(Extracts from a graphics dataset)
****************************************

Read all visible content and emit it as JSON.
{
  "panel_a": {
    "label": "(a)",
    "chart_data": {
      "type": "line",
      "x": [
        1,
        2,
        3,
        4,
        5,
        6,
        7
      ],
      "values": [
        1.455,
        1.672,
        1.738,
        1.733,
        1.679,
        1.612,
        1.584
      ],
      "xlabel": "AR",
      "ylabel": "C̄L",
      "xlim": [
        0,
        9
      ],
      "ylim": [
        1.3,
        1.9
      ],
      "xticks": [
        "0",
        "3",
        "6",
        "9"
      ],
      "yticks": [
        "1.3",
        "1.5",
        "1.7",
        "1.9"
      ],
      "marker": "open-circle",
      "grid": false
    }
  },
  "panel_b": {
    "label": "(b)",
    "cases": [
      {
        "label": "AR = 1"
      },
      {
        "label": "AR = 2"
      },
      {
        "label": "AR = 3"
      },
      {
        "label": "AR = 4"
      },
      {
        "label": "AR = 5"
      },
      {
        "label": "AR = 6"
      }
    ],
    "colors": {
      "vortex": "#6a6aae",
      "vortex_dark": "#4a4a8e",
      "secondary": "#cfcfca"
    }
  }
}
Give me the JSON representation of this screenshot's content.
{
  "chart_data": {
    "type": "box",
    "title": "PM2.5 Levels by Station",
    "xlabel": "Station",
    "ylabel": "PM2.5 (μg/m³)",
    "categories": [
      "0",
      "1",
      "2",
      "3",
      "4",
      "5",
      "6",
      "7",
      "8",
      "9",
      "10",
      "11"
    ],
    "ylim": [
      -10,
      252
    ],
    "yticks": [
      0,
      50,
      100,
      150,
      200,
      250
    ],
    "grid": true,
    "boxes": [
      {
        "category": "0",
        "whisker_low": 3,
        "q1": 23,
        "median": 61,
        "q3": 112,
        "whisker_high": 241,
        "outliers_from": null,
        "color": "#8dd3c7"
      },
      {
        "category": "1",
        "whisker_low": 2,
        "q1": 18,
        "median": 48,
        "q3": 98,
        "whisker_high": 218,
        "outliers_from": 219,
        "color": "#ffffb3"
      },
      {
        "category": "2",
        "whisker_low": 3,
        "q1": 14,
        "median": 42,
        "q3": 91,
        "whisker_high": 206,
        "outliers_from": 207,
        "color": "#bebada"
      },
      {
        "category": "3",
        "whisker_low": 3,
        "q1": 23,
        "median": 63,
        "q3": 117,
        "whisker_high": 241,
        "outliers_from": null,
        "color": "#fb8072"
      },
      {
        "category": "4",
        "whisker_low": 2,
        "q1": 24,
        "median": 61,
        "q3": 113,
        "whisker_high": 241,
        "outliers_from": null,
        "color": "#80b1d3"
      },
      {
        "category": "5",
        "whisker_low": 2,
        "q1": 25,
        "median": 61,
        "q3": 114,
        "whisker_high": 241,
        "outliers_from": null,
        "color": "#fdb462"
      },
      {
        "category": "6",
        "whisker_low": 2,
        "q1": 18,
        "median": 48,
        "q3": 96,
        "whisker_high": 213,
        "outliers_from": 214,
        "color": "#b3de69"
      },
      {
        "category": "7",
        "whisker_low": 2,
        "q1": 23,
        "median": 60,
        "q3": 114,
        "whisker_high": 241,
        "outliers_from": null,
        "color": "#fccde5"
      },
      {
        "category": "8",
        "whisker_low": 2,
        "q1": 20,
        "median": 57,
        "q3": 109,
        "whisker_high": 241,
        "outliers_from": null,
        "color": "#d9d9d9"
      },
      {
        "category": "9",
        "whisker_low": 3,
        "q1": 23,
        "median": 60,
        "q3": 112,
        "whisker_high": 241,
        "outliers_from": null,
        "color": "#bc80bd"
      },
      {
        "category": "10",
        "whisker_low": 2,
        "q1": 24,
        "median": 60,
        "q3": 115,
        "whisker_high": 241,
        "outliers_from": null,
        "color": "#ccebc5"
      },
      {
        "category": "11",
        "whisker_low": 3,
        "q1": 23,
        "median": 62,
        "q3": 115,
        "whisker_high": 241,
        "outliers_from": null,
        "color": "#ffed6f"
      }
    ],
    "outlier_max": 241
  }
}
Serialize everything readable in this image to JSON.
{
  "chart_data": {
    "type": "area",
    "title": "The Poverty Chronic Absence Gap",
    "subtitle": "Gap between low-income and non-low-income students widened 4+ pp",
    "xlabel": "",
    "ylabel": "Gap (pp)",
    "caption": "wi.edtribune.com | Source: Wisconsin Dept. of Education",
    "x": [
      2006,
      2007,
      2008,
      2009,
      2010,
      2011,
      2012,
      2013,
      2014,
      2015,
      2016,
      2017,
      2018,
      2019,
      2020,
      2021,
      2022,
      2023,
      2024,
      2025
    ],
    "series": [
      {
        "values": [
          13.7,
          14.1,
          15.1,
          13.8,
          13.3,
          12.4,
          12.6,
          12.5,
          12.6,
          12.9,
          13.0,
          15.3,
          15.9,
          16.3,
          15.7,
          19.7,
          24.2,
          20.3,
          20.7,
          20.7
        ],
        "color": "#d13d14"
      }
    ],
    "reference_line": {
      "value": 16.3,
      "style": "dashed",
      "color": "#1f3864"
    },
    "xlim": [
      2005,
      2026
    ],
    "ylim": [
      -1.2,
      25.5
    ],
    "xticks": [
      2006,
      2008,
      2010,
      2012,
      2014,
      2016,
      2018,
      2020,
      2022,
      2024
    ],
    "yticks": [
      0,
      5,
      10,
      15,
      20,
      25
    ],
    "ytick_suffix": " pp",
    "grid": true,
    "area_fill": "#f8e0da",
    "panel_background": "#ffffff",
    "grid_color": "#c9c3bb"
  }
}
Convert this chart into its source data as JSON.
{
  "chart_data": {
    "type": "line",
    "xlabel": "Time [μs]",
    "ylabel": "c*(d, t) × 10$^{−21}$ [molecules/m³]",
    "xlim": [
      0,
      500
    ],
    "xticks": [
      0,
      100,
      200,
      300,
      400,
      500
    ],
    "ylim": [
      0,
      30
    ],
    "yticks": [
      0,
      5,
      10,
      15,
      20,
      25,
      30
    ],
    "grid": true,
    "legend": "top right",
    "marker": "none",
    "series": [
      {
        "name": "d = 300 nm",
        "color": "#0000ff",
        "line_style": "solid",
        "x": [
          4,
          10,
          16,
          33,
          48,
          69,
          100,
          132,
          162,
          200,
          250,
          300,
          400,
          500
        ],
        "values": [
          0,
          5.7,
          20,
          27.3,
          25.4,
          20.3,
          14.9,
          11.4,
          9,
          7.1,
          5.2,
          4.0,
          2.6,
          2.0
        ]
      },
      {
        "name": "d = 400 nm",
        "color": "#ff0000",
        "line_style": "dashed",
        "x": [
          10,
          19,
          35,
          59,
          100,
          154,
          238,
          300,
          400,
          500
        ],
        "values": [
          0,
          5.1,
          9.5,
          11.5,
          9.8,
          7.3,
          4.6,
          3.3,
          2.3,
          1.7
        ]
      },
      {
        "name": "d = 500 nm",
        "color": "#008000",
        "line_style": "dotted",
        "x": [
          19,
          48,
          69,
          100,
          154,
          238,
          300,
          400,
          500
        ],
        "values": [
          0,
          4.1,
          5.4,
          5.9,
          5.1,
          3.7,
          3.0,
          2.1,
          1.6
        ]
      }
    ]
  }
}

****************************************

▸ Aim
Copy out the data shown above without altering anything.

▸ Full solution
Read all visible content and emit it as JSON.
{
  "panel_a": {
    "label": "(a)",
    "chart_data": {
      "type": "line",
      "x": [
        1,
        2,
        3,
        4,
        5,
        6,
        7
      ],
      "values": [
        1.455,
        1.672,
        1.738,
        1.733,
        1.679,
        1.612,
        1.584
      ],
      "xlabel": "AR",
      "ylabel": "C̄L",
      "xlim": [
        0,
        9
      ],
      "ylim": [
        1.3,
        1.9
      ],
      "xticks": [
        "0",
        "3",
        "6",
        "9"
      ],
      "yticks": [
        "1.3",
        "1.5",
        "1.7",
        "1.9"
      ],
      "marker": "open-circle",
      "grid": false
    }
  },
  "panel_b": {
    "label": "(b)",
    "cases": [
      {
        "label": "AR = 1"
      },
      {
        "label": "AR = 2"
      },
      {
        "label": "AR = 3"
      },
      {
        "label": "AR = 4"
      },
      {
        "label": "AR = 5"
      },
      {
        "label": "AR = 6"
      }
    ],
    "colors": {
      "vortex": "#6a6aae",
      "vortex_dark": "#4a4a8e",
      "secondary": "#cfcfca"
    }
  }
}
Give me the JSON representation of this screenshot's content.
{
  "chart_data": {
    "type": "box",
    "title": "PM2.5 Levels by Station",
    "xlabel": "Station",
    "ylabel": "PM2.5 (μg/m³)",
    "categories": [
      "0",
      "1",
      "2",
      "3",
      "4",
      "5",
      "6",
      "7",
      "8",
      "9",
      "10",
      "11"
    ],
    "ylim": [
      -10,
      252
    ],
    "yticks": [
      0,
      50,
      100,
      150,
      200,
      250
    ],
    "grid": true,
    "boxes": [
      {
        "category": "0",
        "whisker_low": 3,
        "q1": 23,
        "median": 61,
        "q3": 112,
        "whisker_high": 241,
        "outliers_from": null,
        "color": "#8dd3c7"
      },
      {
        "category": "1",
        "whisker_low": 2,
        "q1": 18,
        "median": 48,
        "q3": 98,
        "whisker_high": 218,
        "outliers_from": 219,
        "color": "#ffffb3"
      },
      {
        "category": "2",
        "whisker_low": 3,
        "q1": 14,
        "median": 42,
        "q3": 91,
        "whisker_high": 206,
        "outliers_from": 207,
        "color": "#bebada"
      },
      {
        "category": "3",
        "whisker_low": 3,
        "q1": 23,
        "median": 63,
        "q3": 117,
        "whisker_high": 241,
        "outliers_from": null,
        "color": "#fb8072"
      },
      {
        "category": "4",
        "whisker_low": 2,
        "q1": 24,
        "median": 61,
        "q3": 113,
        "whisker_high": 241,
        "outliers_from": null,
        "color": "#80b1d3"
      },
      {
        "category": "5",
        "whisker_low": 2,
        "q1": 25,
        "median": 61,
        "q3": 114,
        "whisker_high": 241,
        "outliers_from": null,
        "color": "#fdb462"
      },
      {
        "category": "6",
        "whisker_low": 2,
        "q1": 18,
        "median": 48,
        "q3": 96,
        "whisker_high": 213,
        "outliers_from": 214,
        "color": "#b3de69"
      },
      {
        "category": "7",
        "whisker_low": 2,
        "q1": 23,
        "median": 60,
        "q3": 114,
        "whisker_high": 241,
        "outliers_from": null,
        "color": "#fccde5"
      },
      {
        "category": "8",
        "whisker_low": 2,
        "q1": 20,
        "median": 57,
        "q3": 109,
        "whisker_high": 241,
        "outliers_from": null,
        "color": "#d9d9d9"
      },
      {
        "category": "9",
        "whisker_low": 3,
        "q1": 23,
        "median": 60,
        "q3": 112,
        "whisker_high": 241,
        "outliers_from": null,
        "color": "#bc80bd"
      },
      {
        "category": "10",
        "whisker_low": 2,
        "q1": 24,
        "median": 60,
        "q3": 115,
        "whisker_high": 241,
        "outliers_from": null,
        "color": "#ccebc5"
      },
      {
        "category": "11",
        "whisker_low": 3,
        "q1": 23,
        "median": 62,
        "q3": 115,
        "whisker_high": 241,
        "outliers_from": null,
        "color": "#ffed6f"
      }
    ],
    "outlier_max": 241
  }
}
Serialize everything readable in this image to JSON.
{
  "chart_data": {
    "type": "area",
    "title": "The Poverty Chronic Absence Gap",
    "subtitle": "Gap between low-income and non-low-income students widened 4+ pp",
    "xlabel": "",
    "ylabel": "Gap (pp)",
    "caption": "wi.edtribune.com | Source: Wisconsin Dept. of Education",
    "x": [
      2006,
      2007,
      2008,
      2009,
      2010,
      2011,
      2012,
      2013,
      2014,
      2015,
      2016,
      2017,
      2018,
      2019,
      2020,
      2021,
      2022,
      2023,
      2024,
      2025
    ],
    "series": [
      {
        "values": [
          13.7,
          14.1,
          15.1,
          13.8,
          13.3,
          12.4,
          12.6,
          12.5,
          12.6,
          12.9,
          13.0,
          15.3,
          15.9,
          16.3,
          15.7,
          19.7,
          24.2,
          20.3,
          20.7,
          20.7
        ],
        "color": "#d13d14"
      }
    ],
    "reference_line": {
      "value": 16.3,
      "style": "dashed",
      "color": "#1f3864"
    },
    "xlim": [
      2005,
      2026
    ],
    "ylim": [
      -1.2,
      25.5
    ],
    "xticks": [
      2006,
      2008,
      2010,
      2012,
      2014,
      2016,
      2018,
      2020,
      2022,
      2024
    ],
    "yticks": [
      0,
      5,
      10,
      15,
      20,
      25
    ],
    "ytick_suffix": " pp",
    "grid": true,
    "area_fill": "#f8e0da",
    "panel_background": "#ffffff",
    "grid_color": "#c9c3bb"
  }
}
Convert this chart into its source data as JSON.
{
  "chart_data": {
    "type": "line",
    "xlabel": "Time [μs]",
    "ylabel": "c*(d, t) × 10$^{−21}$ [molecules/m³]",
    "xlim": [
      0,
      500
    ],
    "xticks": [
      0,
      100,
      200,
      300,
      400,
      500
    ],
    "ylim": [
      0,
      30
    ],
    "yticks": [
      0,
      5,
      10,
      15,
      20,
      25,
      30
    ],
    "grid": true,
    "legend": "top right",
    "marker": "none",
    "series": [
      {
        "name": "d = 300 nm",
        "color": "#0000ff",
        "line_style": "solid",
        "x": [
          4,
          10,
          16,
          33,
          48,
          69,
          100,
          132,
          162,
          200,
          250,
          300,
          400,
          500
        ],
        "values": [
          0,
          5.7,
          20,
          27.3,
          25.4,
          20.3,
          14.9,
          11.4,
          9,
          7.1,
          5.2,
          4.0,
          2.6,
          2.0
        ]
      },
      {
        "name": "d = 400 nm",
        "color": "#ff0000",
        "line_style": "dashed",
        "x": [
          10,
          19,
          35,
          59,
          100,
          154,
          238,
          300,
          400,
          500
        ],
        "values": [
          0,
          5.1,
          9.5,
          11.5,
          9.8,
          7.3,
          4.6,
          3.3,
          2.3,
          1.7
        ]
      },
      {
        "name": "d = 500 nm",
        "color": "#008000",
        "line_style": "dotted",
        "x": [
          19,
          48,
          69,
          100,
          154,
          238,
          300,
          400,
          500
        ],
        "values": [
          0,
          4.1,
          5.4,
          5.9,
          5.1,
          3.7,
          3.0,
          2.1,
          1.6
        ]
      }
    ]
  }
}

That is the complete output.